Rows:
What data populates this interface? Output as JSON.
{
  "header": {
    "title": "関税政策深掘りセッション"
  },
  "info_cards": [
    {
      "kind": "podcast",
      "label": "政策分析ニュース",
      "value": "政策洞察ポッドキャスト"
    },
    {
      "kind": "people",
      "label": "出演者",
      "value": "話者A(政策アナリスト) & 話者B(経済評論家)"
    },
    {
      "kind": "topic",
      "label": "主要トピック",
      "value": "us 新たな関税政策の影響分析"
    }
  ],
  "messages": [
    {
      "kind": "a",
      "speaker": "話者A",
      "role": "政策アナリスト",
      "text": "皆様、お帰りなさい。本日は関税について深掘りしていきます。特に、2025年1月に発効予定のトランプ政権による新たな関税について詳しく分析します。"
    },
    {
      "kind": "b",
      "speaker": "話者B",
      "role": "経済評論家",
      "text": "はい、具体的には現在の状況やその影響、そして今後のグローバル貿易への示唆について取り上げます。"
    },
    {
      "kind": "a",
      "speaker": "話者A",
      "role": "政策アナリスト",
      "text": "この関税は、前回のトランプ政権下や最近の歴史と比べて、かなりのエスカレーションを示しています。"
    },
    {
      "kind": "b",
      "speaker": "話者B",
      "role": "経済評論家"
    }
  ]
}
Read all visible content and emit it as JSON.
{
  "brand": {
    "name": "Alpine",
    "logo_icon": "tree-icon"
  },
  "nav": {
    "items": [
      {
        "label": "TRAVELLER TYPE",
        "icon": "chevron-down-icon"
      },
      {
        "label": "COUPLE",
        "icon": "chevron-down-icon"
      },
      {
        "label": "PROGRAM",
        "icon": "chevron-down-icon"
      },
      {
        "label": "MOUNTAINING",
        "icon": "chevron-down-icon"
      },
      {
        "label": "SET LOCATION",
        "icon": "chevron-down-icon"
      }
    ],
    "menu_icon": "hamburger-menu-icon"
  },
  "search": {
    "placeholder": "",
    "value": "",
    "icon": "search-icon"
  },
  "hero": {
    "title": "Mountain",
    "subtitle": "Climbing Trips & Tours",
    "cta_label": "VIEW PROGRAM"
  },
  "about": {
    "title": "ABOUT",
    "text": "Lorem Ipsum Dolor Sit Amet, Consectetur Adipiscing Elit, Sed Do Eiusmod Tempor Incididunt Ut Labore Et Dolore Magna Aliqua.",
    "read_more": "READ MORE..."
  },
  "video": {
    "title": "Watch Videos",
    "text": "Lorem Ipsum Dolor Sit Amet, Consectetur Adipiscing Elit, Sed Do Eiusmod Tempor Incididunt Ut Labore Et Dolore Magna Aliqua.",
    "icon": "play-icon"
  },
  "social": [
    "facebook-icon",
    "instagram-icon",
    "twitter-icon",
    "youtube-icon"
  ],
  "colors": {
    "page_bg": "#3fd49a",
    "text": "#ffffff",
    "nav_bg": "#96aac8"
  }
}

Your instructions: Reproduce every record, matching each line exactly.

Written solution:
What data populates this interface? Output as JSON.
{
  "header": {
    "title": "関税政策深掘りセッション"
  },
  "info_cards": [
    {
      "kind": "podcast",
      "label": "政策分析ニュース",
      "value": "政策洞察ポッドキャスト"
    },
    {
      "kind": "people",
      "label": "出演者",
      "value": "話者A(政策アナリスト) & 話者B(経済評論家)"
    },
    {
      "kind": "topic",
      "label": "主要トピック",
      "value": "us 新たな関税政策の影響分析"
    }
  ],
  "messages": [
    {
      "kind": "a",
      "speaker": "話者A",
      "role": "政策アナリスト",
      "text": "皆様、お帰りなさい。本日は関税について深掘りしていきます。特に、2025年1月に発効予定のトランプ政権による新たな関税について詳しく分析します。"
    },
    {
      "kind": "b",
      "speaker": "話者B",
      "role": "経済評論家",
      "text": "はい、具体的には現在の状況やその影響、そして今後のグローバル貿易への示唆について取り上げます。"
    },
    {
      "kind": "a",
      "speaker": "話者A",
      "role": "政策アナリスト",
      "text": "この関税は、前回のトランプ政権下や最近の歴史と比べて、かなりのエスカレーションを示しています。"
    },
    {
      "kind": "b",
      "speaker": "話者B",
      "role": "経済評論家"
    }
  ]
}
Read all visible content and emit it as JSON.
{
  "brand": {
    "name": "Alpine",
    "logo_icon": "tree-icon"
  },
  "nav": {
    "items": [
      {
        "label": "TRAVELLER TYPE",
        "icon": "chevron-down-icon"
      },
      {
        "label": "COUPLE",
        "icon": "chevron-down-icon"
      },
      {
        "label": "PROGRAM",
        "icon": "chevron-down-icon"
      },
      {
        "label": "MOUNTAINING",
        "icon": "chevron-down-icon"
      },
      {
        "label": "SET LOCATION",
        "icon": "chevron-down-icon"
      }
    ],
    "menu_icon": "hamburger-menu-icon"
  },
  "search": {
    "placeholder": "",
    "value": "",
    "icon": "search-icon"
  },
  "hero": {
    "title": "Mountain",
    "subtitle": "Climbing Trips & Tours",
    "cta_label": "VIEW PROGRAM"
  },
  "about": {
    "title": "ABOUT",
    "text": "Lorem Ipsum Dolor Sit Amet, Consectetur Adipiscing Elit, Sed Do Eiusmod Tempor Incididunt Ut Labore Et Dolore Magna Aliqua.",
    "read_more": "READ MORE..."
  },
  "video": {
    "title": "Watch Videos",
    "text": "Lorem Ipsum Dolor Sit Amet, Consectetur Adipiscing Elit, Sed Do Eiusmod Tempor Incididunt Ut Labore Et Dolore Magna Aliqua.",
    "icon": "play-icon"
  },
  "social": [
    "facebook-icon",
    "instagram-icon",
    "twitter-icon",
    "youtube-icon"
  ],
  "colors": {
    "page_bg": "#3fd49a",
    "text": "#ffffff",
    "nav_bg": "#96aac8"
  }
}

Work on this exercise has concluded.